THE EXERCISE
Say how many lines include "chuck", with no words around the number.

======== SOURCE MATERIAL

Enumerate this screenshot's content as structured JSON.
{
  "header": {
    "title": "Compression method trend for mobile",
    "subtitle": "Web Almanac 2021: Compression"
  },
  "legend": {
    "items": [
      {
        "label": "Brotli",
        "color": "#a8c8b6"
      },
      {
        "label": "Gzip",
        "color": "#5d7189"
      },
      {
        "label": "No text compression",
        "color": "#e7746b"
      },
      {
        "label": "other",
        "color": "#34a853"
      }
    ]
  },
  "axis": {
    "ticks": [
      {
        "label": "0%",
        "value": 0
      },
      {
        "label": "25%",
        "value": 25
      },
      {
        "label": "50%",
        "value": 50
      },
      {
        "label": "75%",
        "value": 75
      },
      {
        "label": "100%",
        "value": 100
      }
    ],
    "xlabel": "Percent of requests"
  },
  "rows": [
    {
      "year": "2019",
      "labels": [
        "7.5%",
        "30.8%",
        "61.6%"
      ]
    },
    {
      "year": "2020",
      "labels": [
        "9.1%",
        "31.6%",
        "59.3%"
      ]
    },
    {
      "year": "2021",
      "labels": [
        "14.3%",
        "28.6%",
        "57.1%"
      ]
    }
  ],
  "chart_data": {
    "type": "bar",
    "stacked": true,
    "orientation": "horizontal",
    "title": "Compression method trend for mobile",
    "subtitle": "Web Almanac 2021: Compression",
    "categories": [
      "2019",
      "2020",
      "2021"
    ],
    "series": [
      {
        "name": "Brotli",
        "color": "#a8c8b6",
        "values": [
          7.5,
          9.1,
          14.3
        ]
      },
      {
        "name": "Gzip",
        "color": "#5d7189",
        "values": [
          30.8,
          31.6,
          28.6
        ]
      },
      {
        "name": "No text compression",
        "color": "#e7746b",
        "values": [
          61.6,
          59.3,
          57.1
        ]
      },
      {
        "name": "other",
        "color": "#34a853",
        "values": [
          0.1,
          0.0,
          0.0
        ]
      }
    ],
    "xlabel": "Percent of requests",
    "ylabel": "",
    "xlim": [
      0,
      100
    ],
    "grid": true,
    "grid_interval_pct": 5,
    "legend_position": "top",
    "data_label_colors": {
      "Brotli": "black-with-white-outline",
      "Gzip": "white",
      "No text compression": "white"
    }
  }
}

================
======== SOURCE MATERIAL

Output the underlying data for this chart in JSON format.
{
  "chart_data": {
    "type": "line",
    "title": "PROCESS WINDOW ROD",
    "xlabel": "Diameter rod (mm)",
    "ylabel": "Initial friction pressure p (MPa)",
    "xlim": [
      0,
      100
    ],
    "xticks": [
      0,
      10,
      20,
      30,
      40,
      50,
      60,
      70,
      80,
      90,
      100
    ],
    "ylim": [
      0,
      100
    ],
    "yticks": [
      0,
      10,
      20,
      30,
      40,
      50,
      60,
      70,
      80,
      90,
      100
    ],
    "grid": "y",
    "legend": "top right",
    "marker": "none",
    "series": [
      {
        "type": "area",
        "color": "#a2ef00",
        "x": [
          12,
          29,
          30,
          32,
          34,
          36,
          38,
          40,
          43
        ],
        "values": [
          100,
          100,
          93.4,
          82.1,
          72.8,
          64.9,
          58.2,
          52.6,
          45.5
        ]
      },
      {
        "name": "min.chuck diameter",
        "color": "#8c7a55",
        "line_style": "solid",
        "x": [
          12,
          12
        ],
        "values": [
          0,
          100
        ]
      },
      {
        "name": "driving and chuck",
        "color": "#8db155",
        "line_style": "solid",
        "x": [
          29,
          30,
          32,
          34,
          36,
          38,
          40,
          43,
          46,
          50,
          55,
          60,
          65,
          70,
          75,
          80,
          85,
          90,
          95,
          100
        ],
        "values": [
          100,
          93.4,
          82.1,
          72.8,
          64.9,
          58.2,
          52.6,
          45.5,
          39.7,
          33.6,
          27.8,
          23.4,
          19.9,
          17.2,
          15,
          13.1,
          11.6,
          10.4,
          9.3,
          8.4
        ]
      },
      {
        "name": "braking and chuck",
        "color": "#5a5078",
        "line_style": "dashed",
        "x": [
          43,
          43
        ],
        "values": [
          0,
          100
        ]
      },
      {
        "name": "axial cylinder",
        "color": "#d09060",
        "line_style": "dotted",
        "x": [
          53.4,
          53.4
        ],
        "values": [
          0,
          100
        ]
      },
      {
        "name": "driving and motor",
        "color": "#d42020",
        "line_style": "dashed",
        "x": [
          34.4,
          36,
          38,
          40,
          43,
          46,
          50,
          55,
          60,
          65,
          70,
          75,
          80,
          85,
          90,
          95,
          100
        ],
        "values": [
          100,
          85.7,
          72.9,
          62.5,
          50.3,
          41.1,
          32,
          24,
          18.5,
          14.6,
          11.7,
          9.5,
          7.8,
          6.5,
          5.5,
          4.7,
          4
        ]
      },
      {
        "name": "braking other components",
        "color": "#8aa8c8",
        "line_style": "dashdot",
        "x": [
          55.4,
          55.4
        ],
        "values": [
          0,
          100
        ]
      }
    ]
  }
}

================

CORRECT RESPONSE
3